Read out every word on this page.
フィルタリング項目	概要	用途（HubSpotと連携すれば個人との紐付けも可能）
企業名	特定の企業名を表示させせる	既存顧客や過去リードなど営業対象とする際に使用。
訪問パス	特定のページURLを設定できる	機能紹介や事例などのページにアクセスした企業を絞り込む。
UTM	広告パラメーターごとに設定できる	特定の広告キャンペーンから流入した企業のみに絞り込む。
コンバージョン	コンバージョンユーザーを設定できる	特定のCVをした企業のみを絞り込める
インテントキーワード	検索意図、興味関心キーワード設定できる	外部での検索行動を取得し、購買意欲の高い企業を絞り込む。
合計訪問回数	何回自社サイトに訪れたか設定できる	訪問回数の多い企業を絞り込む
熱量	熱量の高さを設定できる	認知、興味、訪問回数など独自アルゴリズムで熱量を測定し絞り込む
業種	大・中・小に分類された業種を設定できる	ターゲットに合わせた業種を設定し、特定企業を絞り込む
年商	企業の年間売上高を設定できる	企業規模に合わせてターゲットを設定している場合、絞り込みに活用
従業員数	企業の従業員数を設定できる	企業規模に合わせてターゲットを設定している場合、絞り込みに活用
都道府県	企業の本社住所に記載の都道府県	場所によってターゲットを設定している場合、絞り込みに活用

+ + + + + + +

Find "企業規模に合わせてターゲットを設定している場合". Copy every line it occurs in.

年商	企業の年間売上高を設定できる	企業規模に合わせてターゲットを設定している場合、絞り込みに活用
従業員数	企業の従業員数を設定できる	企業規模に合わせてターゲットを設定している場合、絞り込みに活用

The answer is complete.